Exercise ▸ Print the data that follows exactly.

Stored entries:
---+---

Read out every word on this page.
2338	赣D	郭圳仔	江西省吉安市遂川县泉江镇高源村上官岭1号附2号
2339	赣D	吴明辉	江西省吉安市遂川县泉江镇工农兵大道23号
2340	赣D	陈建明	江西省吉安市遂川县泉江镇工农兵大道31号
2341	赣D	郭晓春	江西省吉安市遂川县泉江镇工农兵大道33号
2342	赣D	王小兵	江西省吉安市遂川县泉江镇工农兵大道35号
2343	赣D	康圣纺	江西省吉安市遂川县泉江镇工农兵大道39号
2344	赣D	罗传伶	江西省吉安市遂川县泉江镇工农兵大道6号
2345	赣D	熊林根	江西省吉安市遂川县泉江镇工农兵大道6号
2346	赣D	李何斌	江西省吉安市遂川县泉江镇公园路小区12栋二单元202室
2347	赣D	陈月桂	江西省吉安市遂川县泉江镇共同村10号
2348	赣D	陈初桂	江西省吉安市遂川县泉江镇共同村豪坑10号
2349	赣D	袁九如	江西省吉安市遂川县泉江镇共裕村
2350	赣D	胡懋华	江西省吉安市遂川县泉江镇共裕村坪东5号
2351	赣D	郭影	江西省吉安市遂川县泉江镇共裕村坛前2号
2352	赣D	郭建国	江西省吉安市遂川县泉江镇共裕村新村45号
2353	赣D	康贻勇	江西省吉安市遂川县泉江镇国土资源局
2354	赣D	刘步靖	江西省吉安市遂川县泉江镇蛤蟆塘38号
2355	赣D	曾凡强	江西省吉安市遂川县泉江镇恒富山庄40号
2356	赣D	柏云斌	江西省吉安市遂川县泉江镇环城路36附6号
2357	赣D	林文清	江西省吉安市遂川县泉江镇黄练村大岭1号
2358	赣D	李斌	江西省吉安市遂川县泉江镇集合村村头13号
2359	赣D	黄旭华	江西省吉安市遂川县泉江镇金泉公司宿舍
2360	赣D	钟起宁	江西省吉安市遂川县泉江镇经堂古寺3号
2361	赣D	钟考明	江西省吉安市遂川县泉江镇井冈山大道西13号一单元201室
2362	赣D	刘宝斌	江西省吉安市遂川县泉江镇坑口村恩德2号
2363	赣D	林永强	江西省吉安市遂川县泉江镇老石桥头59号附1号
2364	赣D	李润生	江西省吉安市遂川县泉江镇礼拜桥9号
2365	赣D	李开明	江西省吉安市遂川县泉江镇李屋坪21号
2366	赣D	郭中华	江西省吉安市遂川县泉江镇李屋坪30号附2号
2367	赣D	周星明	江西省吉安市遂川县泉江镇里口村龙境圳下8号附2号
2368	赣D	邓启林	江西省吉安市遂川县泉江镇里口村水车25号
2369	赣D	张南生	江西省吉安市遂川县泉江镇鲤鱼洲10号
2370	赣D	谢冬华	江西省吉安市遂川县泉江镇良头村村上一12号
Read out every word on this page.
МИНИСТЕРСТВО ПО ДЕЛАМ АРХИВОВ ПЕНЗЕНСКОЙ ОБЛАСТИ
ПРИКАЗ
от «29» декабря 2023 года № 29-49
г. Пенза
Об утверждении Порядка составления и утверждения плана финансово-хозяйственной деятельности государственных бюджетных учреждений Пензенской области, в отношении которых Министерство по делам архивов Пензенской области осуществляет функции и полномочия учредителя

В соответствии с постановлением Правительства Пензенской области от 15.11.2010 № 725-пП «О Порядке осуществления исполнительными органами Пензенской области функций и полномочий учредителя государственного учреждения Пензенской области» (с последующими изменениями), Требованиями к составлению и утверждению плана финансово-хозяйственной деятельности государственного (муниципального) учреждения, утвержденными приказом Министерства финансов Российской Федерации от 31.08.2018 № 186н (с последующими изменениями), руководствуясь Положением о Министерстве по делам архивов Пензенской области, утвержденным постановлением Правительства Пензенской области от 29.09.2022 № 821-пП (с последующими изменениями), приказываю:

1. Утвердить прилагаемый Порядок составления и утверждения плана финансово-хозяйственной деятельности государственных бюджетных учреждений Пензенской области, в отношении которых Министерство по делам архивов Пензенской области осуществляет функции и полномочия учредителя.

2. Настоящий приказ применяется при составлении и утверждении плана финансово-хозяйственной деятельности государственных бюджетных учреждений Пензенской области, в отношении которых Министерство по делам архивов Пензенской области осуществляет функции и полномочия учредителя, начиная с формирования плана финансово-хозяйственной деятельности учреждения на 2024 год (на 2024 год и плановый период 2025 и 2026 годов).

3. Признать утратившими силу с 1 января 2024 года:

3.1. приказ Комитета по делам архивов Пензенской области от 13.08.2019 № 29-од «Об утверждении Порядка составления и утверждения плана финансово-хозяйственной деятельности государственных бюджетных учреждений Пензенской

---+---

Result for this exercise ▸
Read out every word on this page.
2338	赣D	郭圳仔	江西省吉安市遂川县泉江镇高源村上官岭1号附2号
2339	赣D	吴明辉	江西省吉安市遂川县泉江镇工农兵大道23号
2340	赣D	陈建明	江西省吉安市遂川县泉江镇工农兵大道31号
2341	赣D	郭晓春	江西省吉安市遂川县泉江镇工农兵大道33号
2342	赣D	王小兵	江西省吉安市遂川县泉江镇工农兵大道35号
2343	赣D	康圣纺	江西省吉安市遂川县泉江镇工农兵大道39号
2344	赣D	罗传伶	江西省吉安市遂川县泉江镇工农兵大道6号
2345	赣D	熊林根	江西省吉安市遂川县泉江镇工农兵大道6号
2346	赣D	李何斌	江西省吉安市遂川县泉江镇公园路小区12栋二单元202室
2347	赣D	陈月桂	江西省吉安市遂川县泉江镇共同村10号
2348	赣D	陈初桂	江西省吉安市遂川县泉江镇共同村豪坑10号
2349	赣D	袁九如	江西省吉安市遂川县泉江镇共裕村
2350	赣D	胡懋华	江西省吉安市遂川县泉江镇共裕村坪东5号
2351	赣D	郭影	江西省吉安市遂川县泉江镇共裕村坛前2号
2352	赣D	郭建国	江西省吉安市遂川县泉江镇共裕村新村45号
2353	赣D	康贻勇	江西省吉安市遂川县泉江镇国土资源局
2354	赣D	刘步靖	江西省吉安市遂川县泉江镇蛤蟆塘38号
2355	赣D	曾凡强	江西省吉安市遂川县泉江镇恒富山庄40号
2356	赣D	柏云斌	江西省吉安市遂川县泉江镇环城路36附6号
2357	赣D	林文清	江西省吉安市遂川县泉江镇黄练村大岭1号
2358	赣D	李斌	江西省吉安市遂川县泉江镇集合村村头13号
2359	赣D	黄旭华	江西省吉安市遂川县泉江镇金泉公司宿舍
2360	赣D	钟起宁	江西省吉安市遂川县泉江镇经堂古寺3号
2361	赣D	钟考明	江西省吉安市遂川县泉江镇井冈山大道西13号一单元201室
2362	赣D	刘宝斌	江西省吉安市遂川县泉江镇坑口村恩德2号
2363	赣D	林永强	江西省吉安市遂川县泉江镇老石桥头59号附1号
2364	赣D	李润生	江西省吉安市遂川县泉江镇礼拜桥9号
2365	赣D	李开明	江西省吉安市遂川县泉江镇李屋坪21号
2366	赣D	郭中华	江西省吉安市遂川县泉江镇李屋坪30号附2号
2367	赣D	周星明	江西省吉安市遂川县泉江镇里口村龙境圳下8号附2号
2368	赣D	邓启林	江西省吉安市遂川县泉江镇里口村水车25号
2369	赣D	张南生	江西省吉安市遂川县泉江镇鲤鱼洲10号
2370	赣D	谢冬华	江西省吉安市遂川县泉江镇良头村村上一12号
Read out every word on this page.
МИНИСТЕРСТВО ПО ДЕЛАМ АРХИВОВ ПЕНЗЕНСКОЙ ОБЛАСТИ
ПРИКАЗ
от «29» декабря 2023 года № 29-49
г. Пенза
Об утверждении Порядка составления и утверждения плана финансово-хозяйственной деятельности государственных бюджетных учреждений Пензенской области, в отношении которых Министерство по делам архивов Пензенской области осуществляет функции и полномочия учредителя

В соответствии с постановлением Правительства Пензенской области от 15.11.2010 № 725-пП «О Порядке осуществления исполнительными органами Пензенской области функций и полномочий учредителя государственного учреждения Пензенской области» (с последующими изменениями), Требованиями к составлению и утверждению плана финансово-хозяйственной деятельности государственного (муниципального) учреждения, утвержденными приказом Министерства финансов Российской Федерации от 31.08.2018 № 186н (с последующими изменениями), руководствуясь Положением о Министерстве по делам архивов Пензенской области, утвержденным постановлением Правительства Пензенской области от 29.09.2022 № 821-пП (с последующими изменениями), приказываю:

1. Утвердить прилагаемый Порядок составления и утверждения плана финансово-хозяйственной деятельности государственных бюджетных учреждений Пензенской области, в отношении которых Министерство по делам архивов Пензенской области осуществляет функции и полномочия учредителя.

2. Настоящий приказ применяется при составлении и утверждении плана финансово-хозяйственной деятельности государственных бюджетных учреждений Пензенской области, в отношении которых Министерство по делам архивов Пензенской области осуществляет функции и полномочия учредителя, начиная с формирования плана финансово-хозяйственной деятельности учреждения на 2024 год (на 2024 год и плановый период 2025 и 2026 годов).

3. Признать утратившими силу с 1 января 2024 года:

3.1. приказ Комитета по делам архивов Пензенской области от 13.08.2019 № 29-од «Об утверждении Порядка составления и утверждения плана финансово-хозяйственной деятельности государственных бюджетных учреждений Пензенской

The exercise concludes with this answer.